■ **Set task**: Without the pictures, can you quote each line below exactly?

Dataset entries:

──────────────────────────────

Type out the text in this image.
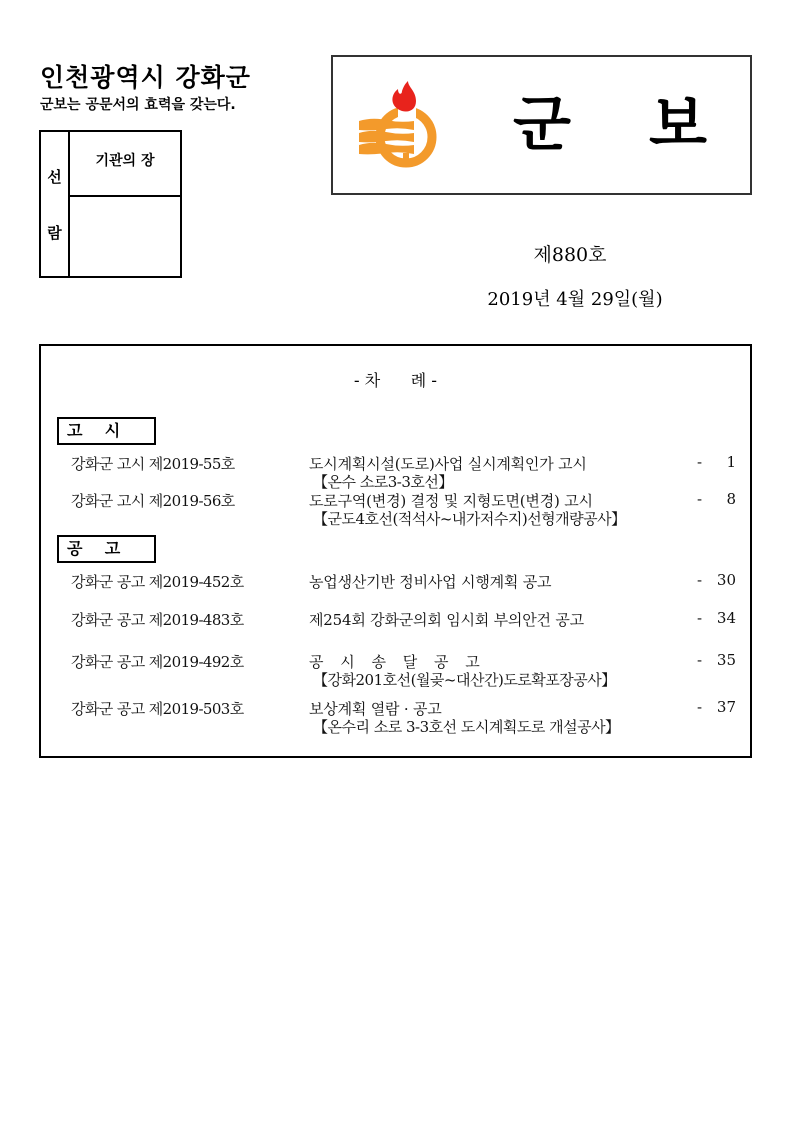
인천광역시 강화군
군보는 공문서의 효력을 갖는다.
선
람
기관의 장
군 보
제880호
2019년 4월 29일(월)
- 차      례 -
고    시
강화군 고시 제2019-55호	도시계획시설(도로)사업 실시계획인가 고시
【온수 소로3-3호선】
- 1
강화군 고시 제2019-56호	도로구역(변경) 결정 및 지형도면(변경) 고시
【군도4호선(적석사~내가저수지)선형개량공사】
- 8
공    고
강화군 공고 제2019-452호	농업생산기반 정비사업 시행계획 공고	- 30
강화군 공고 제2019-483호	제254회 강화군의회 임시회 부의안건 공고	- 34
강화군 공고 제2019-492호	공 시 송 달 공 고
【강화201호선(월곶~대산간)도로확포장공사】
- 35
강화군 공고 제2019-503호	보상계획 열람 · 공고
【온수리 소로 3-3호선 도시계획도로 개설공사】
- 37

──────────────────────────────

■ **Output for this exercise**:
Type out the text in this image.
인천광역시 강화군
군보는 공문서의 효력을 갖는다.
선
람
기관의 장
군 보
제880호
2019년 4월 29일(월)
- 차      례 -
고    시
강화군 고시 제2019-55호	도시계획시설(도로)사업 실시계획인가 고시
【온수 소로3-3호선】
- 1
강화군 고시 제2019-56호	도로구역(변경) 결정 및 지형도면(변경) 고시
【군도4호선(적석사~내가저수지)선형개량공사】
- 8
공    고
강화군 공고 제2019-452호	농업생산기반 정비사업 시행계획 공고	- 30
강화군 공고 제2019-483호	제254회 강화군의회 임시회 부의안건 공고	- 34
강화군 공고 제2019-492호	공 시 송 달 공 고
【강화201호선(월곶~대산간)도로확포장공사】
- 35
강화군 공고 제2019-503호	보상계획 열람 · 공고
【온수리 소로 3-3호선 도시계획도로 개설공사】
- 37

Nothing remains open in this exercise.